◆ Task directions: State only the number of lines that include "this".
# START OF Extracted material
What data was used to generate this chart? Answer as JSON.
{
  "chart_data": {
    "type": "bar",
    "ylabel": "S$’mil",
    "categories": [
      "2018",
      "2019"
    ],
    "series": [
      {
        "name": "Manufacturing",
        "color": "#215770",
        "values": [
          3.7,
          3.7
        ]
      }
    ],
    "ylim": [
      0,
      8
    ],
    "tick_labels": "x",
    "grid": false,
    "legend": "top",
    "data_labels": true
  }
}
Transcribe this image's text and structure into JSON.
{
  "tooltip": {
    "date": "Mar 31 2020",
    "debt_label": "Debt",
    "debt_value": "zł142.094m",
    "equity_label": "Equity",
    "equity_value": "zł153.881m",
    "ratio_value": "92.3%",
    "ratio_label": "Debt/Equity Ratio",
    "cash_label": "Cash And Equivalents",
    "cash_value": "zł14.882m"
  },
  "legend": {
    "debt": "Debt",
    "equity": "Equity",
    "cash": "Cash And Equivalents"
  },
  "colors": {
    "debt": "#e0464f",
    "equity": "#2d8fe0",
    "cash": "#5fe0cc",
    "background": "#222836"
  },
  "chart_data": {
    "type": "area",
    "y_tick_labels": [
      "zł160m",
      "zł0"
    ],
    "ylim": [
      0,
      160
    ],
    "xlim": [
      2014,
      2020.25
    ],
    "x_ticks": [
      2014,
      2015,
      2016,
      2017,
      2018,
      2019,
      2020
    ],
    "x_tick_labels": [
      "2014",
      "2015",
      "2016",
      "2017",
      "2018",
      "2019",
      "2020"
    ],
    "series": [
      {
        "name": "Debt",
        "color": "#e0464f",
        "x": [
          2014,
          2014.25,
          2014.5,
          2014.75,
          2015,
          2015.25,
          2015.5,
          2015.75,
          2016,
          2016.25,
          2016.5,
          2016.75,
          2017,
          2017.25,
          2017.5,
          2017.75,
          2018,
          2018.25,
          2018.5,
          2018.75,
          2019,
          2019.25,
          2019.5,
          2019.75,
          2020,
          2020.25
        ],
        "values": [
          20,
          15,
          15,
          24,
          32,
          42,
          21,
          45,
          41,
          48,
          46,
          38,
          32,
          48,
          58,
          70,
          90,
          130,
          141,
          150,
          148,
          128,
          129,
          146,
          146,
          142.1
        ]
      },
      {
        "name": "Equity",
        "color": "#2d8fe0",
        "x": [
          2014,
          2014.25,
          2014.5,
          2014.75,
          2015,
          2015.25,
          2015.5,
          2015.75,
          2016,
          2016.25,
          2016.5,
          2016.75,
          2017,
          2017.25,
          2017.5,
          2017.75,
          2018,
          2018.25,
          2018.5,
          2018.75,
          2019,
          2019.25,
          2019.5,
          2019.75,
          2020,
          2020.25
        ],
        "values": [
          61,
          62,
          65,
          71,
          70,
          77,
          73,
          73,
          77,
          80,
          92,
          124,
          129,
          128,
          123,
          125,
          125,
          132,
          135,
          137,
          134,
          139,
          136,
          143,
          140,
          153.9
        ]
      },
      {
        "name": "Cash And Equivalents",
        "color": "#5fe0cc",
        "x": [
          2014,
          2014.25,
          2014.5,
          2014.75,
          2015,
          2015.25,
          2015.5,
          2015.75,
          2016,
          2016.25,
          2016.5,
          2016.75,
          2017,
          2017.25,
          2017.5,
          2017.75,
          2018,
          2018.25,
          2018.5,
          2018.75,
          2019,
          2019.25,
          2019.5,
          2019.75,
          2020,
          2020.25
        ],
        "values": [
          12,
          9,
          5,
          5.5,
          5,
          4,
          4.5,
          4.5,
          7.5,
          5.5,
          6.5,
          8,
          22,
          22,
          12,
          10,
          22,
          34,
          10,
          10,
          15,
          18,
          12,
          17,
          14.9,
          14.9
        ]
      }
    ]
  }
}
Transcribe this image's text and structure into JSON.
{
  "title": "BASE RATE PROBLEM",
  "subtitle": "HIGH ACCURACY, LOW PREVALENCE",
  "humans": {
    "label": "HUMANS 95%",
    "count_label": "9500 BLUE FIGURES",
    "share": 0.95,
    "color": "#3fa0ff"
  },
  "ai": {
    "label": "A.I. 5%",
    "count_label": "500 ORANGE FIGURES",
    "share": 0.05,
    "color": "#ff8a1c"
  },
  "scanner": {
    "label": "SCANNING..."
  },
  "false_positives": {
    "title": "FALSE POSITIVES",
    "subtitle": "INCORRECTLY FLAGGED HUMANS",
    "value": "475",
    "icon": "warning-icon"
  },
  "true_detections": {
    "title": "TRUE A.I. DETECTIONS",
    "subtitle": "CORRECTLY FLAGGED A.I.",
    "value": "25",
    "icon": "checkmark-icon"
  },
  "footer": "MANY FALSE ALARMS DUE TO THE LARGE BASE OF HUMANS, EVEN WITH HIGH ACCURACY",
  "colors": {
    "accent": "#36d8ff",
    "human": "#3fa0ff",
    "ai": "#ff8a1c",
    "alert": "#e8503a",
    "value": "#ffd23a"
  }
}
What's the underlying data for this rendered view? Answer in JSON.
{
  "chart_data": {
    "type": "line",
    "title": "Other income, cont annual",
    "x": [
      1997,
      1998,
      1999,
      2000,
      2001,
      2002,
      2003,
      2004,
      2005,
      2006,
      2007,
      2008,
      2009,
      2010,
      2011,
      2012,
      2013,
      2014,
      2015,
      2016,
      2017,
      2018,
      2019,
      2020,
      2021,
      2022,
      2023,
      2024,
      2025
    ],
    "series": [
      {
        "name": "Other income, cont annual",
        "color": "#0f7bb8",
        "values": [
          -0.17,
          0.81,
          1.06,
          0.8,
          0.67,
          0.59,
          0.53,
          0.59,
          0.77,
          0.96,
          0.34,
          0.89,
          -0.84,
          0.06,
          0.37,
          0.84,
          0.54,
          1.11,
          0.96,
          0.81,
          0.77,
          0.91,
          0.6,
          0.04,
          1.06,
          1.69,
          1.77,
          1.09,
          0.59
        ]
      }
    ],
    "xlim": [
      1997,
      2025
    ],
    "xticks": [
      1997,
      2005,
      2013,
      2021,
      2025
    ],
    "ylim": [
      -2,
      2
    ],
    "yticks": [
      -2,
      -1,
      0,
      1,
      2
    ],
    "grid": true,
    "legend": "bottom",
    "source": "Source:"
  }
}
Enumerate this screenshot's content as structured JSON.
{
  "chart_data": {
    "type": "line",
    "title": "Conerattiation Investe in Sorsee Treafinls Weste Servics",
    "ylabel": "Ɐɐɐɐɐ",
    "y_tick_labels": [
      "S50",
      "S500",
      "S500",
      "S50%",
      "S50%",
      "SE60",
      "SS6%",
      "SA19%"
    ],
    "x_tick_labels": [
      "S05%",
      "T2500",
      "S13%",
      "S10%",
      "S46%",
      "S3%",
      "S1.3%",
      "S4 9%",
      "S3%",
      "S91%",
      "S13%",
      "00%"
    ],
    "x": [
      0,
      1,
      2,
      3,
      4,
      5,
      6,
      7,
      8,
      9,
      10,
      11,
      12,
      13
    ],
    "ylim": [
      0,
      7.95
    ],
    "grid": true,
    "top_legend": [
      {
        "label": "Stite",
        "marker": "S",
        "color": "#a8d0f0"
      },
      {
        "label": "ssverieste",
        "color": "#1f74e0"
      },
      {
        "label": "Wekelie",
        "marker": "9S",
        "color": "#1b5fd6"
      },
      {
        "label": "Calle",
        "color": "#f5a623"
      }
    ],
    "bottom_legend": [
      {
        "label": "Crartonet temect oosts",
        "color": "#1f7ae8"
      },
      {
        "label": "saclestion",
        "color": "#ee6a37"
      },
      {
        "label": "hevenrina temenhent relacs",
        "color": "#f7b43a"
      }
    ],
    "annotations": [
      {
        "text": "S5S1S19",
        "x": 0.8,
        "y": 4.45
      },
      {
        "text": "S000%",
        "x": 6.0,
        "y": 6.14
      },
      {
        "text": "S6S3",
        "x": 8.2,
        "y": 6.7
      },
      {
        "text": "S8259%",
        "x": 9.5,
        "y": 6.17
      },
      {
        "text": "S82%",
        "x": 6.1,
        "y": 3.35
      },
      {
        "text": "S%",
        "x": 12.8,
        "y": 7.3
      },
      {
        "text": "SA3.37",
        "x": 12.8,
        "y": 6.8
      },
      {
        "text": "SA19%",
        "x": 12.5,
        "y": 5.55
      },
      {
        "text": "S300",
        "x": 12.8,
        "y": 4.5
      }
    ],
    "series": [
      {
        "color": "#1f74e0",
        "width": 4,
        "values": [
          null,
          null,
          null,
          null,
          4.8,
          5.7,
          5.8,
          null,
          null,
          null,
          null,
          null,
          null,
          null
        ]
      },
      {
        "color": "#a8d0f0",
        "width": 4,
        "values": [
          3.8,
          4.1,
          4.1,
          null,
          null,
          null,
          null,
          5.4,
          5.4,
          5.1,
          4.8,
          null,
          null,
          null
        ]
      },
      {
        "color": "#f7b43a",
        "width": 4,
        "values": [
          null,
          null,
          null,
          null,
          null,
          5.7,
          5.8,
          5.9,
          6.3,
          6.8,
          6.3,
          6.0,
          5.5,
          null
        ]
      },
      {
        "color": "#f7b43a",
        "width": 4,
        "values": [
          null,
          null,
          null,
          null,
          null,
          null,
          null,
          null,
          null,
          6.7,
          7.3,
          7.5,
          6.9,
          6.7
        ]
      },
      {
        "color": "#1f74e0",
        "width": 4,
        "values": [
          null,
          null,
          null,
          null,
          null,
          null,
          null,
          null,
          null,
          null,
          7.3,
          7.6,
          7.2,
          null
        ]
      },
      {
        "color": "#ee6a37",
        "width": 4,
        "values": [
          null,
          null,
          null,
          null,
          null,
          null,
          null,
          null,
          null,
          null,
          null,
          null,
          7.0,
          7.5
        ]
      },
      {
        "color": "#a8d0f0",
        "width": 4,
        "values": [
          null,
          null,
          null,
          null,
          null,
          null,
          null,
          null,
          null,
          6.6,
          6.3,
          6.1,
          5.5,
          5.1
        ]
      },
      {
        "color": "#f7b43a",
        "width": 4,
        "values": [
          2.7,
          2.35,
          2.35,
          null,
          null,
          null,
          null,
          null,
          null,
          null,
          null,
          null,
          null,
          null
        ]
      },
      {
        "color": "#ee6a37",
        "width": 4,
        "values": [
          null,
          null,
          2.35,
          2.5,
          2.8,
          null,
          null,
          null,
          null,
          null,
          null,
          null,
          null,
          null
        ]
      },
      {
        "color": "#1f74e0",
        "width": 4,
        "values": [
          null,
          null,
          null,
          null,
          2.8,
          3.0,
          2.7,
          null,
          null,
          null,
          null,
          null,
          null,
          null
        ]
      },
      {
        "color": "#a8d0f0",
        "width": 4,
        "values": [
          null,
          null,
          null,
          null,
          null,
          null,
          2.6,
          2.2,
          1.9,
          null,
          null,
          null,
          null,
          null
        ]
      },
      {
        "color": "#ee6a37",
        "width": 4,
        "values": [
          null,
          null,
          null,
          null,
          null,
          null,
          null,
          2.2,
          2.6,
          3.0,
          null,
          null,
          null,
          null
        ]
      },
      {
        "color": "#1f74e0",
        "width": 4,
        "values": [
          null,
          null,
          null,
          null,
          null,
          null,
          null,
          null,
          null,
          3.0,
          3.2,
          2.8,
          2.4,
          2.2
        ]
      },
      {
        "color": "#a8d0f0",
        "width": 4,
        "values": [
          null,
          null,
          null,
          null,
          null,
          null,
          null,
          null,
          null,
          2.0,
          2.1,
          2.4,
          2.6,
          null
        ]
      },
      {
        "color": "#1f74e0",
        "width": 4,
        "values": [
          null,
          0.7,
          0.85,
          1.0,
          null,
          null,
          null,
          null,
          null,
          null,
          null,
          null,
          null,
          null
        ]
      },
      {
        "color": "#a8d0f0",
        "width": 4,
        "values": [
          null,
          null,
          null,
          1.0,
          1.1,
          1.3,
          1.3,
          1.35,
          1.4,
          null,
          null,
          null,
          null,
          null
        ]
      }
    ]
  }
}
# END OF Extracted material
◆ Result: 5